**Work to do**
Copy every line of the material below verbatim, keeping each character, number, and line break unchanged.

**Material from a data source**
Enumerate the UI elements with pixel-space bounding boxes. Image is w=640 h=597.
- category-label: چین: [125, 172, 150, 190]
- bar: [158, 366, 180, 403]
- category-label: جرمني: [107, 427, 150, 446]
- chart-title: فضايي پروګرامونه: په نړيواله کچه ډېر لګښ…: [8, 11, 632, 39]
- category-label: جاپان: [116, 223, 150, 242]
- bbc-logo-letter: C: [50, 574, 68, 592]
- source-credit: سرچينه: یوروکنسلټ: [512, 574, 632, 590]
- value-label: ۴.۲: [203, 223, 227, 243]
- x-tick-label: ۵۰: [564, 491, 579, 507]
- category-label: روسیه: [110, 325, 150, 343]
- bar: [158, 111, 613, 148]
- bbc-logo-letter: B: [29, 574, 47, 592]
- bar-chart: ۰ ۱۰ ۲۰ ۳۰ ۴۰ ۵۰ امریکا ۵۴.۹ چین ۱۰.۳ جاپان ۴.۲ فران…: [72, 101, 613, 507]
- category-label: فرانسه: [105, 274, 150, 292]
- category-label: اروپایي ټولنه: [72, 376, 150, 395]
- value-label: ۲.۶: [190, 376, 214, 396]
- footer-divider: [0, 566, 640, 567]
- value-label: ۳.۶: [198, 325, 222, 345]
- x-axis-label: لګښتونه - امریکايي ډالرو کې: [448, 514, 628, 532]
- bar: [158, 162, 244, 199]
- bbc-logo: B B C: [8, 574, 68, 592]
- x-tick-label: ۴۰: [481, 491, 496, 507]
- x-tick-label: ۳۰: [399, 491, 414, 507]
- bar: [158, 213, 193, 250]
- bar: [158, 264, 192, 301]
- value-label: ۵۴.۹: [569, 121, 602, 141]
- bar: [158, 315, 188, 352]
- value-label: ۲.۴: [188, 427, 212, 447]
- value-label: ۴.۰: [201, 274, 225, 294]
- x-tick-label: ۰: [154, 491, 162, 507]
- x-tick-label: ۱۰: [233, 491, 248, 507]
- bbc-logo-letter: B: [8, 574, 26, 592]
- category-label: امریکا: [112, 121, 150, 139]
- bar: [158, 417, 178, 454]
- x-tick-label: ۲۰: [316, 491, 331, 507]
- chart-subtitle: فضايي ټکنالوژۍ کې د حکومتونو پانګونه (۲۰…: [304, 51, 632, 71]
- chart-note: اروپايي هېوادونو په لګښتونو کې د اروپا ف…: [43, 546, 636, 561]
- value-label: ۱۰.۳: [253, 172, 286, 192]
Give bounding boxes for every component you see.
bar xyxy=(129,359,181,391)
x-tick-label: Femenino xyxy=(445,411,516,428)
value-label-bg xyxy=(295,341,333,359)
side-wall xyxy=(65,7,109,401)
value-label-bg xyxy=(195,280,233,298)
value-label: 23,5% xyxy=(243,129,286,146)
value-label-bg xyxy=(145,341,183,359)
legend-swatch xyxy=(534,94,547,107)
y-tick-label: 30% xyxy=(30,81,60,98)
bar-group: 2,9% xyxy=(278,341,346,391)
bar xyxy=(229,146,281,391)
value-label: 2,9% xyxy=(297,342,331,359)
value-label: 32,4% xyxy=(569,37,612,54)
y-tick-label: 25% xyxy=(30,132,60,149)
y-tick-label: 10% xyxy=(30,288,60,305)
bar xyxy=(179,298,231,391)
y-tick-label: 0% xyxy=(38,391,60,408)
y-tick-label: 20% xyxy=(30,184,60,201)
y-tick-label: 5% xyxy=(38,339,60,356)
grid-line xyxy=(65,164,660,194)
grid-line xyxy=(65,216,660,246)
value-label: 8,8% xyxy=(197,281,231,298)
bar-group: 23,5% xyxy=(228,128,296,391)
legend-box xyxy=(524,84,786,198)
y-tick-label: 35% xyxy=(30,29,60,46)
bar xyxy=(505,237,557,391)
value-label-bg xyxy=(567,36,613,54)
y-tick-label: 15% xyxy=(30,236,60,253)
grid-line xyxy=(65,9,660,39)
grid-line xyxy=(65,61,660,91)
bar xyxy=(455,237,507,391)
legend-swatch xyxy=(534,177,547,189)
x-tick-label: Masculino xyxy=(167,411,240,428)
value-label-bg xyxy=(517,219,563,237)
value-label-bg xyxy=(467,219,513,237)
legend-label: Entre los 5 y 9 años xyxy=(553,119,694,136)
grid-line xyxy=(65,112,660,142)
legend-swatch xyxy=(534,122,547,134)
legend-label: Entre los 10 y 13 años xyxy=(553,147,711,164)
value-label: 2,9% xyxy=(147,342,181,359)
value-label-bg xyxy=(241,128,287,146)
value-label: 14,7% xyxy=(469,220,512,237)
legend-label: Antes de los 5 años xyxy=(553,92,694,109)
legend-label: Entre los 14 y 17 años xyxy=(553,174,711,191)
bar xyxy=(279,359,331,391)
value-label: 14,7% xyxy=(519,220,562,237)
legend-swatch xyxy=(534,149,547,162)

**The reply**
Enumerate the UI elements with pixel-space bounding boxes. Image is w=640 h=597.
- category-label: چین: [125, 172, 150, 190]
- bar: [158, 366, 180, 403]
- category-label: جرمني: [107, 427, 150, 446]
- chart-title: فضايي پروګرامونه: په نړيواله کچه ډېر لګښ…: [8, 11, 632, 39]
- category-label: جاپان: [116, 223, 150, 242]
- bbc-logo-letter: C: [50, 574, 68, 592]
- source-credit: سرچينه: یوروکنسلټ: [512, 574, 632, 590]
- value-label: ۴.۲: [203, 223, 227, 243]
- x-tick-label: ۵۰: [564, 491, 579, 507]
- category-label: روسیه: [110, 325, 150, 343]
- bar: [158, 111, 613, 148]
- bbc-logo-letter: B: [29, 574, 47, 592]
- bar-chart: ۰ ۱۰ ۲۰ ۳۰ ۴۰ ۵۰ امریکا ۵۴.۹ چین ۱۰.۳ جاپان ۴.۲ فران…: [72, 101, 613, 507]
- category-label: فرانسه: [105, 274, 150, 292]
- category-label: اروپایي ټولنه: [72, 376, 150, 395]
- value-label: ۲.۶: [190, 376, 214, 396]
- footer-divider: [0, 566, 640, 567]
- value-label: ۳.۶: [198, 325, 222, 345]
- x-axis-label: لګښتونه - امریکايي ډالرو کې: [448, 514, 628, 532]
- bar: [158, 162, 244, 199]
- bbc-logo: B B C: [8, 574, 68, 592]
- x-tick-label: ۴۰: [481, 491, 496, 507]
- x-tick-label: ۳۰: [399, 491, 414, 507]
- bar: [158, 213, 193, 250]
- bar: [158, 264, 192, 301]
- value-label: ۵۴.۹: [569, 121, 602, 141]
- bar: [158, 315, 188, 352]
- value-label: ۲.۴: [188, 427, 212, 447]
- value-label: ۴.۰: [201, 274, 225, 294]
- x-tick-label: ۰: [154, 491, 162, 507]
- x-tick-label: ۱۰: [233, 491, 248, 507]
- bbc-logo-letter: B: [8, 574, 26, 592]
- category-label: امریکا: [112, 121, 150, 139]
- bar: [158, 417, 178, 454]
- x-tick-label: ۲۰: [316, 491, 331, 507]
- chart-subtitle: فضايي ټکنالوژۍ کې د حکومتونو پانګونه (۲۰…: [304, 51, 632, 71]
- chart-note: اروپايي هېوادونو په لګښتونو کې د اروپا ف…: [43, 546, 636, 561]
- value-label: ۱۰.۳: [253, 172, 286, 192]
Give bounding boxes for every component you see.
bar xyxy=(129,359,181,391)
x-tick-label: Femenino xyxy=(445,411,516,428)
value-label-bg xyxy=(295,341,333,359)
side-wall xyxy=(65,7,109,401)
value-label-bg xyxy=(195,280,233,298)
value-label: 23,5% xyxy=(243,129,286,146)
value-label-bg xyxy=(145,341,183,359)
legend-swatch xyxy=(534,94,547,107)
y-tick-label: 30% xyxy=(30,81,60,98)
bar-group: 2,9% xyxy=(278,341,346,391)
bar xyxy=(229,146,281,391)
value-label: 2,9% xyxy=(297,342,331,359)
value-label: 32,4% xyxy=(569,37,612,54)
y-tick-label: 25% xyxy=(30,132,60,149)
y-tick-label: 10% xyxy=(30,288,60,305)
bar xyxy=(179,298,231,391)
y-tick-label: 0% xyxy=(38,391,60,408)
y-tick-label: 20% xyxy=(30,184,60,201)
y-tick-label: 5% xyxy=(38,339,60,356)
grid-line xyxy=(65,164,660,194)
grid-line xyxy=(65,216,660,246)
value-label: 8,8% xyxy=(197,281,231,298)
bar-group: 23,5% xyxy=(228,128,296,391)
legend-box xyxy=(524,84,786,198)
y-tick-label: 35% xyxy=(30,29,60,46)
bar xyxy=(505,237,557,391)
value-label-bg xyxy=(567,36,613,54)
y-tick-label: 15% xyxy=(30,236,60,253)
grid-line xyxy=(65,9,660,39)
grid-line xyxy=(65,61,660,91)
bar xyxy=(455,237,507,391)
legend-swatch xyxy=(534,177,547,189)
x-tick-label: Masculino xyxy=(167,411,240,428)
value-label-bg xyxy=(517,219,563,237)
value-label-bg xyxy=(467,219,513,237)
legend-label: Entre los 5 y 9 años xyxy=(553,119,694,136)
grid-line xyxy=(65,112,660,142)
legend-swatch xyxy=(534,122,547,134)
legend-label: Entre los 10 y 13 años xyxy=(553,147,711,164)
value-label: 2,9% xyxy=(147,342,181,359)
value-label-bg xyxy=(241,128,287,146)
value-label: 14,7% xyxy=(469,220,512,237)
legend-label: Antes de los 5 años xyxy=(553,92,694,109)
legend-label: Entre los 14 y 17 años xyxy=(553,174,711,191)
bar xyxy=(279,359,331,391)
value-label: 14,7% xyxy=(519,220,562,237)
legend-swatch xyxy=(534,149,547,162)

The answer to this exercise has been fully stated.